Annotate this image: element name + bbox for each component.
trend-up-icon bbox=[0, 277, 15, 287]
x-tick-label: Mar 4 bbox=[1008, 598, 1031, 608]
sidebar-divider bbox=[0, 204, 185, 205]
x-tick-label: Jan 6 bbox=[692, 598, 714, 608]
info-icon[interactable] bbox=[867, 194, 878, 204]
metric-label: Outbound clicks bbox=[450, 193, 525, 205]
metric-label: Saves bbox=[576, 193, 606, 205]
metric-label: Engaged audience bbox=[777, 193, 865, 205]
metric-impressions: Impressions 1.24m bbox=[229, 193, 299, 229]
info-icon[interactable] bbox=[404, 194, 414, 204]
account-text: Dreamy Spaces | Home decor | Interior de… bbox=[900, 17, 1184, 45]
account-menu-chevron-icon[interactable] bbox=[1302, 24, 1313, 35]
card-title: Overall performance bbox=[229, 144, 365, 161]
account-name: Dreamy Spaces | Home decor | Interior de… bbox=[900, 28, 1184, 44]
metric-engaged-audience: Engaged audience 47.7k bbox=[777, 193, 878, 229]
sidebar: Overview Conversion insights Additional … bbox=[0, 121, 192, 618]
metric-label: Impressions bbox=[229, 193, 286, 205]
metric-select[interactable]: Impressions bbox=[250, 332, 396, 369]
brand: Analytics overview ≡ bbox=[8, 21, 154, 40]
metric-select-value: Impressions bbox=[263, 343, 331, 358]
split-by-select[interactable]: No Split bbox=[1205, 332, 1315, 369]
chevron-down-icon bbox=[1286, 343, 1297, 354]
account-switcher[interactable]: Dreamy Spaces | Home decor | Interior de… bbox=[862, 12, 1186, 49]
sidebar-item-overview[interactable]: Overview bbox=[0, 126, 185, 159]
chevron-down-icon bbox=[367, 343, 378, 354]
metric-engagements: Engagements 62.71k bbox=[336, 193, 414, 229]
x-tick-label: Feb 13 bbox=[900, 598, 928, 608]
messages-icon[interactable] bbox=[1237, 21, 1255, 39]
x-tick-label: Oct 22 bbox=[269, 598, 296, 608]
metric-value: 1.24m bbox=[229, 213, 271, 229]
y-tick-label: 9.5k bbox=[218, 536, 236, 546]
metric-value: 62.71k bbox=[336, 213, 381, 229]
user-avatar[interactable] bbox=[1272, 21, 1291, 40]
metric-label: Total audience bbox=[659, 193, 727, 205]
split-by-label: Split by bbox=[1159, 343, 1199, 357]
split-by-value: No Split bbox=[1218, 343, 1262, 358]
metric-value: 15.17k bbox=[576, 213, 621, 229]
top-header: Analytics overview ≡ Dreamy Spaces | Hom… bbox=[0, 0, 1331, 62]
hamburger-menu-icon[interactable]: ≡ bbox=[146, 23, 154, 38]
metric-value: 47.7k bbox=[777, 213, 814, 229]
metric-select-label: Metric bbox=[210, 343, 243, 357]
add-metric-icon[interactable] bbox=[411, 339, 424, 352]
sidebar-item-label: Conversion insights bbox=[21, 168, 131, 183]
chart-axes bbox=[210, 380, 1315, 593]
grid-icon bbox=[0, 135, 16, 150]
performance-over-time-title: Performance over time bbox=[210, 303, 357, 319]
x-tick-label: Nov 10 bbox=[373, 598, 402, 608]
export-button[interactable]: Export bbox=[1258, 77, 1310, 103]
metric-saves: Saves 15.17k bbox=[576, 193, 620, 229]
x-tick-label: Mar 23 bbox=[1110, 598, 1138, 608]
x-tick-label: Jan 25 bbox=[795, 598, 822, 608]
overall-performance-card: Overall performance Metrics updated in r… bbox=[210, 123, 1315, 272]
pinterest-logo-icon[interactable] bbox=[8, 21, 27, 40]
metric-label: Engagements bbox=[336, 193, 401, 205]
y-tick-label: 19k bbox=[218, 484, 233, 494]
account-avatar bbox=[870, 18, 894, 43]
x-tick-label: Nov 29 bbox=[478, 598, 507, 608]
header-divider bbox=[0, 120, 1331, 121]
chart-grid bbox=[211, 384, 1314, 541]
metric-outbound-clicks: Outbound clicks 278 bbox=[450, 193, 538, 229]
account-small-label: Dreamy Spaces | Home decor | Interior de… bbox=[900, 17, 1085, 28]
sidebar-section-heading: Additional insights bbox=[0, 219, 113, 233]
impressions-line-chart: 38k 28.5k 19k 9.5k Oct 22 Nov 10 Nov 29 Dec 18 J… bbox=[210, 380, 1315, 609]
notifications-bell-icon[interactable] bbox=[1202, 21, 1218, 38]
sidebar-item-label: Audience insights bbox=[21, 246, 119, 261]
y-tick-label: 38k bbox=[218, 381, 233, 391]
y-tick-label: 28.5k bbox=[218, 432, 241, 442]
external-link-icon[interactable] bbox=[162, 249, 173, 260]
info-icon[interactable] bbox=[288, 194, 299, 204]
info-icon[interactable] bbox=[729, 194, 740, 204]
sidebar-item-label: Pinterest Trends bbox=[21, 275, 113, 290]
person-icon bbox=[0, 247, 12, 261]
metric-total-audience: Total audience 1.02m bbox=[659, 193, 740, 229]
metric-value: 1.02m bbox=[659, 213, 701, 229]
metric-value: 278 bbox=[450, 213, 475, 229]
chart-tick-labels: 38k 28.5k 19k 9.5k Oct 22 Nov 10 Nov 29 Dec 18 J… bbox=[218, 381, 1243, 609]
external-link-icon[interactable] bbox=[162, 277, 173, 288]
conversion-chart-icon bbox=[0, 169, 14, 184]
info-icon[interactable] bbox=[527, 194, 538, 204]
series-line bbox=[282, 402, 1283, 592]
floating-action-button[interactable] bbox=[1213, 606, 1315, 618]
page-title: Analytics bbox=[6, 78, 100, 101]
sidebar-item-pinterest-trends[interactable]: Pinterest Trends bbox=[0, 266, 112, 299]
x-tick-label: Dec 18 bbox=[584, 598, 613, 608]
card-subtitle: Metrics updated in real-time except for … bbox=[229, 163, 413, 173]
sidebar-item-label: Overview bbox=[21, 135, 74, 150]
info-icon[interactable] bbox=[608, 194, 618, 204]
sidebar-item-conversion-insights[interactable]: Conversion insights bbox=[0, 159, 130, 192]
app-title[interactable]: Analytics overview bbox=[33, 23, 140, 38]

-----

Reproduce the material with every "Engaged audience" changed to "Active audience", leaving everything else as it is.

RESULT BELOW:
Annotate this image: element name + bbox for each component.
trend-up-icon bbox=[0, 277, 15, 287]
x-tick-label: Mar 4 bbox=[1008, 598, 1031, 608]
sidebar-divider bbox=[0, 204, 185, 205]
x-tick-label: Jan 6 bbox=[692, 598, 714, 608]
info-icon[interactable] bbox=[867, 194, 878, 204]
metric-label: Outbound clicks bbox=[450, 193, 525, 205]
metric-label: Saves bbox=[576, 193, 606, 205]
metric-label: Active audience bbox=[777, 193, 865, 205]
metric-impressions: Impressions 1.24m bbox=[229, 193, 299, 229]
info-icon[interactable] bbox=[404, 194, 414, 204]
account-text: Dreamy Spaces | Home decor | Interior de… bbox=[900, 17, 1184, 45]
account-menu-chevron-icon[interactable] bbox=[1302, 24, 1313, 35]
card-title: Overall performance bbox=[229, 144, 365, 161]
account-name: Dreamy Spaces | Home decor | Interior de… bbox=[900, 28, 1184, 44]
metric-engaged-audience: Active audience 47.7k bbox=[777, 193, 878, 229]
sidebar: Overview Conversion insights Additional … bbox=[0, 121, 192, 618]
metric-label: Impressions bbox=[229, 193, 286, 205]
metric-select[interactable]: Impressions bbox=[250, 332, 396, 369]
brand: Analytics overview ≡ bbox=[8, 21, 154, 40]
metric-select-value: Impressions bbox=[263, 343, 331, 358]
split-by-select[interactable]: No Split bbox=[1205, 332, 1315, 369]
chevron-down-icon bbox=[1286, 343, 1297, 354]
account-switcher[interactable]: Dreamy Spaces | Home decor | Interior de… bbox=[862, 12, 1186, 49]
sidebar-item-overview[interactable]: Overview bbox=[0, 126, 185, 159]
chevron-down-icon bbox=[367, 343, 378, 354]
metric-engagements: Engagements 62.71k bbox=[336, 193, 414, 229]
x-tick-label: Feb 13 bbox=[900, 598, 928, 608]
messages-icon[interactable] bbox=[1237, 21, 1255, 39]
x-tick-label: Oct 22 bbox=[269, 598, 296, 608]
metric-value: 1.24m bbox=[229, 213, 271, 229]
y-tick-label: 9.5k bbox=[218, 536, 236, 546]
metric-value: 62.71k bbox=[336, 213, 381, 229]
user-avatar[interactable] bbox=[1272, 21, 1291, 40]
metric-label: Total audience bbox=[659, 193, 727, 205]
split-by-label: Split by bbox=[1159, 343, 1199, 357]
split-by-value: No Split bbox=[1218, 343, 1262, 358]
metric-value: 15.17k bbox=[576, 213, 621, 229]
top-header: Analytics overview ≡ Dreamy Spaces | Hom… bbox=[0, 0, 1331, 62]
hamburger-menu-icon[interactable]: ≡ bbox=[146, 23, 154, 38]
metric-value: 47.7k bbox=[777, 213, 814, 229]
metric-select-label: Metric bbox=[210, 343, 243, 357]
add-metric-icon[interactable] bbox=[411, 339, 424, 352]
sidebar-item-label: Conversion insights bbox=[21, 168, 131, 183]
chart-axes bbox=[210, 380, 1315, 593]
grid-icon bbox=[0, 135, 16, 150]
performance-over-time-title: Performance over time bbox=[210, 303, 357, 319]
x-tick-label: Nov 10 bbox=[373, 598, 402, 608]
export-button[interactable]: Export bbox=[1258, 77, 1310, 103]
metric-saves: Saves 15.17k bbox=[576, 193, 620, 229]
x-tick-label: Mar 23 bbox=[1110, 598, 1138, 608]
x-tick-label: Jan 25 bbox=[795, 598, 822, 608]
overall-performance-card: Overall performance Metrics updated in r… bbox=[210, 123, 1315, 272]
pinterest-logo-icon[interactable] bbox=[8, 21, 27, 40]
metric-label: Engagements bbox=[336, 193, 401, 205]
y-tick-label: 19k bbox=[218, 484, 233, 494]
account-avatar bbox=[870, 18, 894, 43]
x-tick-label: Nov 29 bbox=[478, 598, 507, 608]
header-divider bbox=[0, 120, 1331, 121]
chart-grid bbox=[211, 384, 1314, 541]
metric-outbound-clicks: Outbound clicks 278 bbox=[450, 193, 538, 229]
account-small-label: Dreamy Spaces | Home decor | Interior de… bbox=[900, 17, 1085, 28]
sidebar-section-heading: Additional insights bbox=[0, 219, 113, 233]
impressions-line-chart: 38k 28.5k 19k 9.5k Oct 22 Nov 10 Nov 29 Dec 18 J… bbox=[210, 380, 1315, 609]
notifications-bell-icon[interactable] bbox=[1202, 21, 1218, 38]
sidebar-item-label: Audience insights bbox=[21, 246, 119, 261]
y-tick-label: 38k bbox=[218, 381, 233, 391]
y-tick-label: 28.5k bbox=[218, 432, 241, 442]
external-link-icon[interactable] bbox=[162, 249, 173, 260]
info-icon[interactable] bbox=[288, 194, 299, 204]
info-icon[interactable] bbox=[729, 194, 740, 204]
sidebar-item-label: Pinterest Trends bbox=[21, 275, 113, 290]
person-icon bbox=[0, 247, 12, 261]
metric-total-audience: Total audience 1.02m bbox=[659, 193, 740, 229]
metric-value: 1.02m bbox=[659, 213, 701, 229]
metric-value: 278 bbox=[450, 213, 475, 229]
chart-tick-labels: 38k 28.5k 19k 9.5k Oct 22 Nov 10 Nov 29 Dec 18 J… bbox=[218, 381, 1243, 609]
external-link-icon[interactable] bbox=[162, 277, 173, 288]
conversion-chart-icon bbox=[0, 169, 14, 184]
info-icon[interactable] bbox=[527, 194, 538, 204]
series-line bbox=[282, 402, 1283, 592]
floating-action-button[interactable] bbox=[1213, 606, 1315, 618]
page-title: Analytics bbox=[6, 78, 100, 101]
sidebar-item-pinterest-trends[interactable]: Pinterest Trends bbox=[0, 266, 112, 299]
x-tick-label: Dec 18 bbox=[584, 598, 613, 608]
card-subtitle: Metrics updated in real-time except for … bbox=[229, 163, 413, 173]
sidebar-item-label: Overview bbox=[21, 135, 74, 150]
info-icon[interactable] bbox=[608, 194, 618, 204]
sidebar-item-conversion-insights[interactable]: Conversion insights bbox=[0, 159, 130, 192]
app-title[interactable]: Analytics overview bbox=[33, 23, 140, 38]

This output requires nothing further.